▸ **Set exercise**:
Exactly the lines from the one containing "What data populates" through the final line of the listing are to be retyped, and nothing more.

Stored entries

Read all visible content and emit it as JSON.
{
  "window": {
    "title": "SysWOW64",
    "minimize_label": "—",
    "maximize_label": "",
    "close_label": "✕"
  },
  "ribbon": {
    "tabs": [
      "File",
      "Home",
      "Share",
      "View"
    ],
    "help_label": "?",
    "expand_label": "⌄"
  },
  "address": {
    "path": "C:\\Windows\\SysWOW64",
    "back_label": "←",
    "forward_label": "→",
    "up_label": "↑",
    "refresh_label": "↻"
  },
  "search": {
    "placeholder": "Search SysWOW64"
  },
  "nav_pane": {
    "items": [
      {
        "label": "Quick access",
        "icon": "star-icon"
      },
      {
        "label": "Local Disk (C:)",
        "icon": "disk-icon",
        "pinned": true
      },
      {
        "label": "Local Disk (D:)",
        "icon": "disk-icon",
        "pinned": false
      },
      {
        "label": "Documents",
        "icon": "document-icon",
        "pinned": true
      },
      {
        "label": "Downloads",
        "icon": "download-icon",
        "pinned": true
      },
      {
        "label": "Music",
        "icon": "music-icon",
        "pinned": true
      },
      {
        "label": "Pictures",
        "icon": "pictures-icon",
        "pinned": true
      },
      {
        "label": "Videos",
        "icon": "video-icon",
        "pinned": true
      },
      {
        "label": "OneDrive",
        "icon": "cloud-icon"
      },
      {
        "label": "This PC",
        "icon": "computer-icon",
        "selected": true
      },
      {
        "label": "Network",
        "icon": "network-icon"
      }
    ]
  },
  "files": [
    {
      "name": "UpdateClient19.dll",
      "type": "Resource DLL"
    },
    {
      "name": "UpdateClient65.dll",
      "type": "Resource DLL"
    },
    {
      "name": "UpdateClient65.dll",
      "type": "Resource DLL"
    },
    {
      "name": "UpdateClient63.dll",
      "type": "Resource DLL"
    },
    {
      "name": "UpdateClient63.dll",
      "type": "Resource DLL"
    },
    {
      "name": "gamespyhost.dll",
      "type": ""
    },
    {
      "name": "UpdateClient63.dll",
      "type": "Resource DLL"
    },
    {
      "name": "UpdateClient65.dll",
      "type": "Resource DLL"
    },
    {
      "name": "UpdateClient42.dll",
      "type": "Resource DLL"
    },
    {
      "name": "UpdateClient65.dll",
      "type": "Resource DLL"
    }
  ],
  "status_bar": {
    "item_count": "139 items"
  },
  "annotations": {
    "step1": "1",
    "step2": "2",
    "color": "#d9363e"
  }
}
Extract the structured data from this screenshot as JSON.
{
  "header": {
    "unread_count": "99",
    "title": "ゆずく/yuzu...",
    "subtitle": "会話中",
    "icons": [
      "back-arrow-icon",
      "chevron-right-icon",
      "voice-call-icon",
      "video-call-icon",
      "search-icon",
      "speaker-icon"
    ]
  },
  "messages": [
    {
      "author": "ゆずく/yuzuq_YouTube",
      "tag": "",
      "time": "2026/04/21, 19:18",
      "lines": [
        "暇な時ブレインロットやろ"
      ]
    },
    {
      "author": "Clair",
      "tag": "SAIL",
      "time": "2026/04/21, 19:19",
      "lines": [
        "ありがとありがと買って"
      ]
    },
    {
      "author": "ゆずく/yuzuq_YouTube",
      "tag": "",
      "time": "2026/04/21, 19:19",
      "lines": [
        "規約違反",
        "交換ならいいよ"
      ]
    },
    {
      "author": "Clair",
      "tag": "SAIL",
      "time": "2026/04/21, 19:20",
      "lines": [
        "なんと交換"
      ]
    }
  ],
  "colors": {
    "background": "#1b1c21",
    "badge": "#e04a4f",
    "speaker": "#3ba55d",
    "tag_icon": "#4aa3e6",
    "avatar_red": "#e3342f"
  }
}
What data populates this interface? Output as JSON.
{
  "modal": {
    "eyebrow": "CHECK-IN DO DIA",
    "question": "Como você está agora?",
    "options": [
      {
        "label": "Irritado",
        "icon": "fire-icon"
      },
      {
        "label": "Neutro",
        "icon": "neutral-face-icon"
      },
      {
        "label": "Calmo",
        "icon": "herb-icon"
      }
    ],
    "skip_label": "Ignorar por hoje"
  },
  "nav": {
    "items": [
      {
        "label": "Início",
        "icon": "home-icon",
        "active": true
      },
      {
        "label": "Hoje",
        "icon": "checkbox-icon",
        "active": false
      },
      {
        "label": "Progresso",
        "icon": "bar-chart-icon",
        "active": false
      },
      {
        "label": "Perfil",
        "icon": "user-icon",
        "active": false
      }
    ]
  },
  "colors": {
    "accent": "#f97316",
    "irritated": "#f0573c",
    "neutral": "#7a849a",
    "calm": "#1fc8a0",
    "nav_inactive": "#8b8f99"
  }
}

▸ **Answer to the problem**:
What data populates this interface? Output as JSON.
{
  "modal": {
    "eyebrow": "CHECK-IN DO DIA",
    "question": "Como você está agora?",
    "options": [
      {
        "label": "Irritado",
        "icon": "fire-icon"
      },
      {
        "label": "Neutro",
        "icon": "neutral-face-icon"
      },
      {
        "label": "Calmo",
        "icon": "herb-icon"
      }
    ],
    "skip_label": "Ignorar por hoje"
  },
  "nav": {
    "items": [
      {
        "label": "Início",
        "icon": "home-icon",
        "active": true
      },
      {
        "label": "Hoje",
        "icon": "checkbox-icon",
        "active": false
      },
      {
        "label": "Progresso",
        "icon": "bar-chart-icon",
        "active": false
      },
      {
        "label": "Perfil",
        "icon": "user-icon",
        "active": false
      }
    ]
  },
  "colors": {
    "accent": "#f97316",
    "irritated": "#f0573c",
    "neutral": "#7a849a",
    "calm": "#1fc8a0",
    "nav_inactive": "#8b8f99"
  }
}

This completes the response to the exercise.